Stored data
>>>
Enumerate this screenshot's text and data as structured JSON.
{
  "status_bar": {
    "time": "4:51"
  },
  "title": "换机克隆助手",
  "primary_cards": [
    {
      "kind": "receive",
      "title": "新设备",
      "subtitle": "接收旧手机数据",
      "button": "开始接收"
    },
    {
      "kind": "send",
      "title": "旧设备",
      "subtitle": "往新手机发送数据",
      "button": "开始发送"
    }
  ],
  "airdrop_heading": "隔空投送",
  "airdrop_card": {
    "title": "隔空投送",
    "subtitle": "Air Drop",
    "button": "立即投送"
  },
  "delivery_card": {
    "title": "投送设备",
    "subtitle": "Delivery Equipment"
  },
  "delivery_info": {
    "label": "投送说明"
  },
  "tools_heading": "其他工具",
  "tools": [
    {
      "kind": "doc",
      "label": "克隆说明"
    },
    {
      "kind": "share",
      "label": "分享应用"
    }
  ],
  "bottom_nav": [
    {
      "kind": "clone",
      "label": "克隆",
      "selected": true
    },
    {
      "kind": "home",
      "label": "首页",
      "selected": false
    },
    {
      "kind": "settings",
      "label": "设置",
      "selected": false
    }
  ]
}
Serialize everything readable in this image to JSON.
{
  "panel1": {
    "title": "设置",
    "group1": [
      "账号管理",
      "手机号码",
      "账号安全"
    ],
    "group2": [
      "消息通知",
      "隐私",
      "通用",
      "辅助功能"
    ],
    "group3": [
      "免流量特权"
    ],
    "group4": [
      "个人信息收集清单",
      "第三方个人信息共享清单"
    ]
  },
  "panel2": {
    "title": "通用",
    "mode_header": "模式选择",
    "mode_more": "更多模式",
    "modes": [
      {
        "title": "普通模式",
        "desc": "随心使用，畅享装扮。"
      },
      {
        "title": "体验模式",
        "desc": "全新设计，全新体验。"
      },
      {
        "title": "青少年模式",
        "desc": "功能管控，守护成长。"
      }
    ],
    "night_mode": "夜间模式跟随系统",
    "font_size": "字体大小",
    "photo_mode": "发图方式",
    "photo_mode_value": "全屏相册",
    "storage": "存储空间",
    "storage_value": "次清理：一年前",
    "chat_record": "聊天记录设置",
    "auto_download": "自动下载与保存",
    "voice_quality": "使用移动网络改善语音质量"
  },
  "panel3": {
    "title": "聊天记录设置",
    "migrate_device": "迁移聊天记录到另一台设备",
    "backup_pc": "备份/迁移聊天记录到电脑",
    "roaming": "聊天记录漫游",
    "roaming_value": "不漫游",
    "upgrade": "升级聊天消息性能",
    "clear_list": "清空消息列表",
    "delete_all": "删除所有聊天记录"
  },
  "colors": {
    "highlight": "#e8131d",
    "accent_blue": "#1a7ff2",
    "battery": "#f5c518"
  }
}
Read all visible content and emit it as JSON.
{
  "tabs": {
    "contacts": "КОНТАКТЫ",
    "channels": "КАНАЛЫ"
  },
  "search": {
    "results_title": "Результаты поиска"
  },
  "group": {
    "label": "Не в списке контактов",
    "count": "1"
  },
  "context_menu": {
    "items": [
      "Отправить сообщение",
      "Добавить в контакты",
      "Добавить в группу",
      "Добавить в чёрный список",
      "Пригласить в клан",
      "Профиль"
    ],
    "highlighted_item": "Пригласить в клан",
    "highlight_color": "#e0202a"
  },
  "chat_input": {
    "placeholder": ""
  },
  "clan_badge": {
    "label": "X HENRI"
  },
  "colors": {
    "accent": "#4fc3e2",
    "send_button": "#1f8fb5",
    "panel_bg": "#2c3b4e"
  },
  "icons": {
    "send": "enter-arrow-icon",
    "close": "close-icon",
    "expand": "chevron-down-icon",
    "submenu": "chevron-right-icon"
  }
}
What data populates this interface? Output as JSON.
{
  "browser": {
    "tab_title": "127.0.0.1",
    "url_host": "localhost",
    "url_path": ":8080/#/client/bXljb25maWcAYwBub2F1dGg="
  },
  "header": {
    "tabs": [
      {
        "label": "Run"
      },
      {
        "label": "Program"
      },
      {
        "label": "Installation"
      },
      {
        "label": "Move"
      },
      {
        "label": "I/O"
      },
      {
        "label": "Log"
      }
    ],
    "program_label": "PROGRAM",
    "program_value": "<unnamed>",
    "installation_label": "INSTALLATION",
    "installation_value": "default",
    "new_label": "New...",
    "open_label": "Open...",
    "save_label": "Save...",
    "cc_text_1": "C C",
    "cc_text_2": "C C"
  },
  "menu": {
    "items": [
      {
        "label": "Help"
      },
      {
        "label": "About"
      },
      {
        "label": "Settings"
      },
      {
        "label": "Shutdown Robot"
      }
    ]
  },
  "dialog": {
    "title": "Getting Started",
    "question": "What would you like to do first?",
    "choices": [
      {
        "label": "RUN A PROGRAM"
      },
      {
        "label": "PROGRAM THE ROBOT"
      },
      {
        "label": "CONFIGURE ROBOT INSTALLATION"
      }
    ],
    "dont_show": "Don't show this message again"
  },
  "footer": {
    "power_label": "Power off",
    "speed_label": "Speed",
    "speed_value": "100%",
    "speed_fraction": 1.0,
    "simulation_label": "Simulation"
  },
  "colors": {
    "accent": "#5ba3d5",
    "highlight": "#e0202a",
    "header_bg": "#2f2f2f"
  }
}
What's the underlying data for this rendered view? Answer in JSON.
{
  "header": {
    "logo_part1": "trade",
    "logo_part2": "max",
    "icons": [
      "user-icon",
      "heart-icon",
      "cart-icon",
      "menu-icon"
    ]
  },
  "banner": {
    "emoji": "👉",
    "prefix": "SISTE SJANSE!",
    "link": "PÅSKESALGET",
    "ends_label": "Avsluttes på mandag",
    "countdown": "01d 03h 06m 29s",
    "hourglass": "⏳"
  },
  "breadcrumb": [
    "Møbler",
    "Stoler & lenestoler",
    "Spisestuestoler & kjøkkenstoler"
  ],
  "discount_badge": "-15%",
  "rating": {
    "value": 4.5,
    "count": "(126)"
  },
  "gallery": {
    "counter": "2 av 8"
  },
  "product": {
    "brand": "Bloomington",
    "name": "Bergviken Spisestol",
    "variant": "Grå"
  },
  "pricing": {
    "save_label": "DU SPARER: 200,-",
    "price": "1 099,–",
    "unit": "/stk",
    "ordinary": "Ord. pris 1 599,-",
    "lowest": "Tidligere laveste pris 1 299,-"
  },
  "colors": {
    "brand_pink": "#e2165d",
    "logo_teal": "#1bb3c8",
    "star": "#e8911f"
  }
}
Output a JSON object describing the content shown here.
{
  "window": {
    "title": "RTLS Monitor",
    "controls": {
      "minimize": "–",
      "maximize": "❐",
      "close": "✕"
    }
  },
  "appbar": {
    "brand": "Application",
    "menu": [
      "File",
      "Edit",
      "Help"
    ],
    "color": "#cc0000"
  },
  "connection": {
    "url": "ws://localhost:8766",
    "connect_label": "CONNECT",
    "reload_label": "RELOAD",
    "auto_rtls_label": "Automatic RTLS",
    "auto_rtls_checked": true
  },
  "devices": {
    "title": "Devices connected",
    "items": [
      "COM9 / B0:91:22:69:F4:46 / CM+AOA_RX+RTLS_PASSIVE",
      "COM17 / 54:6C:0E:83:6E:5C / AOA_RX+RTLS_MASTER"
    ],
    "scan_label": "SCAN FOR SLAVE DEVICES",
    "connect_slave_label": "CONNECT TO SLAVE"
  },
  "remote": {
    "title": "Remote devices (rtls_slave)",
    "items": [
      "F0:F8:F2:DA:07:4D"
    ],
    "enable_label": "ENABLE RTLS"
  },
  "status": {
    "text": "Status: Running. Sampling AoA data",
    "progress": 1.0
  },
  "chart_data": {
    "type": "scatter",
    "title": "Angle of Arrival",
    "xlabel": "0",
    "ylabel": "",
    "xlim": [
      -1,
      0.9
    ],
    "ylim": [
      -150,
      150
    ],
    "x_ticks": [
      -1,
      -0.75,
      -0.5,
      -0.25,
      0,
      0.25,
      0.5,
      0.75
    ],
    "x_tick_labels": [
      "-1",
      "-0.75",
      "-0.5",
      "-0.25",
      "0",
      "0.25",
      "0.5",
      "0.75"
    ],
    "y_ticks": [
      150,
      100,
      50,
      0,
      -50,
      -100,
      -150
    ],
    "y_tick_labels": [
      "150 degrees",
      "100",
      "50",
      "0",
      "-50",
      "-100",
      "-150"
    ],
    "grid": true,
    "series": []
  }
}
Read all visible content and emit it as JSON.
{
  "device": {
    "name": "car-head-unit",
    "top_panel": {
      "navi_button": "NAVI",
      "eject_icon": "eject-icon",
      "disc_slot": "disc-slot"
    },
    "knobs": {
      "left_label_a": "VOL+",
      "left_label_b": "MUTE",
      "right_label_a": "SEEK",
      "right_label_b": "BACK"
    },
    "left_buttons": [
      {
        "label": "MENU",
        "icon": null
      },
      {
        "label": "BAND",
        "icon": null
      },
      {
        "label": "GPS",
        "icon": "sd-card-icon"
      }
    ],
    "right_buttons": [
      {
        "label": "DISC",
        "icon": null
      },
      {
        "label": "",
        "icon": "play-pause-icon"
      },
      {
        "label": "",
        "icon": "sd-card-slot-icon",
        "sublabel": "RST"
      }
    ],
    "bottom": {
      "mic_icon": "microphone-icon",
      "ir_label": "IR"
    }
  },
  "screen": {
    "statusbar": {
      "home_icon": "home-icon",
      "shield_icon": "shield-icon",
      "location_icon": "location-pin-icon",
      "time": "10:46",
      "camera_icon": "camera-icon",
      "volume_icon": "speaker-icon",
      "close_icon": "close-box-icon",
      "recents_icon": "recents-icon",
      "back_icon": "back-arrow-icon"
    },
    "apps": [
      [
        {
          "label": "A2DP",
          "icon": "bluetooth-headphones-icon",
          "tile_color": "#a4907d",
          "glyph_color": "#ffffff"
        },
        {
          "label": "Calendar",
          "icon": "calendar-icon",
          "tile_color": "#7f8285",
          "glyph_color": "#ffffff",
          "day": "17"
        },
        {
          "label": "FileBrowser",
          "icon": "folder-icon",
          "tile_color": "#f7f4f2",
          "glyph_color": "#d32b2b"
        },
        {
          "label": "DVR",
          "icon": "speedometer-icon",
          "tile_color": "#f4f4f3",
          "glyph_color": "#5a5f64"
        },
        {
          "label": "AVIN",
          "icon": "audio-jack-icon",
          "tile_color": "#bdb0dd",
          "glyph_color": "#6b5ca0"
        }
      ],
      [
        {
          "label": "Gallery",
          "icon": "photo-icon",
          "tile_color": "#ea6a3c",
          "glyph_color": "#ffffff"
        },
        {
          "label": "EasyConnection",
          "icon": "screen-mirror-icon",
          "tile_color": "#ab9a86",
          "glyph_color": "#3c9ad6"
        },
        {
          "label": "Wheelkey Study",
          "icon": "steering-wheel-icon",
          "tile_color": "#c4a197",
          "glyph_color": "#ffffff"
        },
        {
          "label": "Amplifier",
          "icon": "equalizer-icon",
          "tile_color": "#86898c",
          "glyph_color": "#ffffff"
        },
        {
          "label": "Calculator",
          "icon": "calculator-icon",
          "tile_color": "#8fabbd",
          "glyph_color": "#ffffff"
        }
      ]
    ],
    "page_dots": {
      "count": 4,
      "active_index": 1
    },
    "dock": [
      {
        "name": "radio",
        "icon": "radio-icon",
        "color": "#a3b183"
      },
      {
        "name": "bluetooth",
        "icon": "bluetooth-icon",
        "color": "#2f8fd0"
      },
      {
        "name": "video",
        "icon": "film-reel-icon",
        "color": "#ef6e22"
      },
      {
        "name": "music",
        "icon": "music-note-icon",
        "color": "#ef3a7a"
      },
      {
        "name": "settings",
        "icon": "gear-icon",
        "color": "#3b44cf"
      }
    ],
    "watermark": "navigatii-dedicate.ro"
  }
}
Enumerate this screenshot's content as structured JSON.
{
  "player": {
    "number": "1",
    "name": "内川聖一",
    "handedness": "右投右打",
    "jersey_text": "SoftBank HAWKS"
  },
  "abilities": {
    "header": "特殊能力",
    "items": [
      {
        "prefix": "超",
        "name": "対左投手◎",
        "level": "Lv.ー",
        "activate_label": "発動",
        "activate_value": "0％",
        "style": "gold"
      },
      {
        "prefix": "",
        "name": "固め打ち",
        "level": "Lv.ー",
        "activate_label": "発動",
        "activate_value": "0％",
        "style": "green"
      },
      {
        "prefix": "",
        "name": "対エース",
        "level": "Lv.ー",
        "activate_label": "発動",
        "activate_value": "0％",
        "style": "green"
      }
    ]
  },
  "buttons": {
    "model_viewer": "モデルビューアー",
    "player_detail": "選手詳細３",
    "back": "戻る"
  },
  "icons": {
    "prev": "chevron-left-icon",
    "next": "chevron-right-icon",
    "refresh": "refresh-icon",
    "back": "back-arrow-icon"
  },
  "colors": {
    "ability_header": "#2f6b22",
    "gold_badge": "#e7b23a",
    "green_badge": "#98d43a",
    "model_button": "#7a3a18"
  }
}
<<<
[WHAT YOU WILL DO]
Starting with the line that contains "Enumerate this screenshot's content", return each line through the last one of the data above, exactly as written and nothing more.

[SOLUTION TO THE EXERCISE]
Enumerate this screenshot's content as structured JSON.
{
  "player": {
    "number": "1",
    "name": "内川聖一",
    "handedness": "右投右打",
    "jersey_text": "SoftBank HAWKS"
  },
  "abilities": {
    "header": "特殊能力",
    "items": [
      {
        "prefix": "超",
        "name": "対左投手◎",
        "level": "Lv.ー",
        "activate_label": "発動",
        "activate_value": "0％",
        "style": "gold"
      },
      {
        "prefix": "",
        "name": "固め打ち",
        "level": "Lv.ー",
        "activate_label": "発動",
        "activate_value": "0％",
        "style": "green"
      },
      {
        "prefix": "",
        "name": "対エース",
        "level": "Lv.ー",
        "activate_label": "発動",
        "activate_value": "0％",
        "style": "green"
      }
    ]
  },
  "buttons": {
    "model_viewer": "モデルビューアー",
    "player_detail": "選手詳細３",
    "back": "戻る"
  },
  "icons": {
    "prev": "chevron-left-icon",
    "next": "chevron-right-icon",
    "refresh": "refresh-icon",
    "back": "back-arrow-icon"
  },
  "colors": {
    "ability_header": "#2f6b22",
    "gold_badge": "#e7b23a",
    "green_badge": "#98d43a",
    "model_button": "#7a3a18"
  }
}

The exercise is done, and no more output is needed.